**Given problem**
Copy every line of the listing that holds the string "Client".

(Data records)
════════════════════

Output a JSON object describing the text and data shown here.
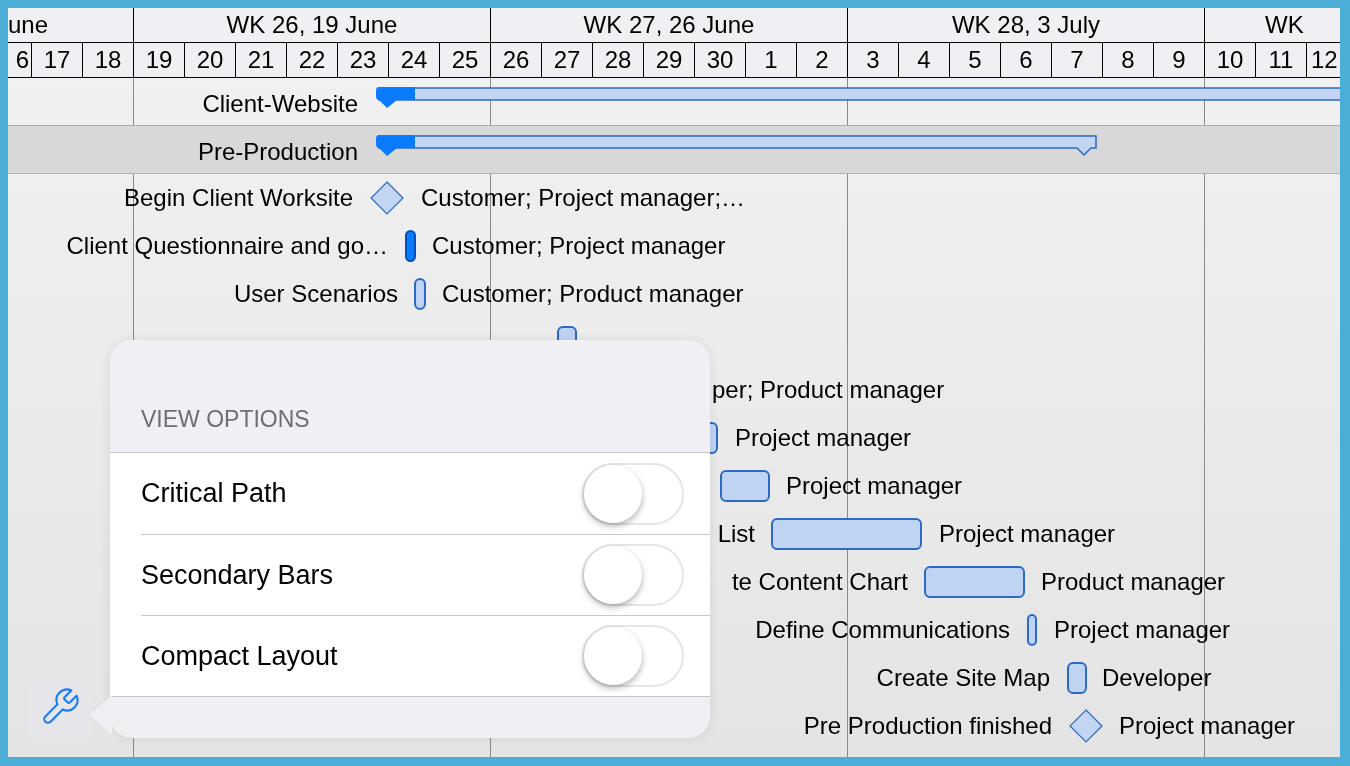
{
  "timeline": {
    "weeks": [
      "une",
      "WK 26, 19 June",
      "WK 27, 26 June",
      "WK 28, 3 July",
      "WK"
    ],
    "days": [
      "6",
      "17",
      "18",
      "19",
      "20",
      "21",
      "22",
      "23",
      "24",
      "25",
      "26",
      "27",
      "28",
      "29",
      "30",
      "1",
      "2",
      "3",
      "4",
      "5",
      "6",
      "7",
      "8",
      "9",
      "10",
      "11",
      "12"
    ]
  },
  "summaries": [
    {
      "name": "Client-Website",
      "shaded": false
    },
    {
      "name": "Pre-Production",
      "shaded": true
    }
  ],
  "tasks": [
    {
      "name": "Begin Client Worksite",
      "kind": "milestone",
      "resources": "Customer; Project manager;…"
    },
    {
      "name": "Client Questionnaire and go…",
      "kind": "task",
      "critical": true,
      "resources": "Customer; Project manager"
    },
    {
      "name": "User Scenarios",
      "kind": "task",
      "critical": false,
      "resources": "Customer; Product manager"
    },
    {
      "kind": "task",
      "critical": false
    },
    {
      "kind": "none",
      "resources": "per; Product manager"
    },
    {
      "kind": "task",
      "critical": false,
      "resources": "Project manager"
    },
    {
      "kind": "task",
      "critical": false,
      "resources": "Project manager"
    },
    {
      "name": "List",
      "kind": "task",
      "critical": false,
      "resources": "Project manager"
    },
    {
      "name": "te Content Chart",
      "kind": "task",
      "critical": false,
      "resources": "Product manager"
    },
    {
      "name": "Define Communications",
      "kind": "task",
      "critical": false,
      "resources": "Project manager"
    },
    {
      "name": "Create Site Map",
      "kind": "task",
      "critical": false,
      "resources": "Developer"
    },
    {
      "name": "Pre Production finished",
      "kind": "milestone",
      "resources": "Project manager"
    }
  ],
  "view_options": {
    "header": "VIEW OPTIONS",
    "options": [
      {
        "label": "Critical Path",
        "on": false
      },
      {
        "label": "Secondary Bars",
        "on": false
      },
      {
        "label": "Compact Layout",
        "on": false
      }
    ]
  }
}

════════════════════

**Reply to the exercise**
      "name": "Client-Website",
      "name": "Begin Client Worksite",
      "name": "Client Questionnaire and go…",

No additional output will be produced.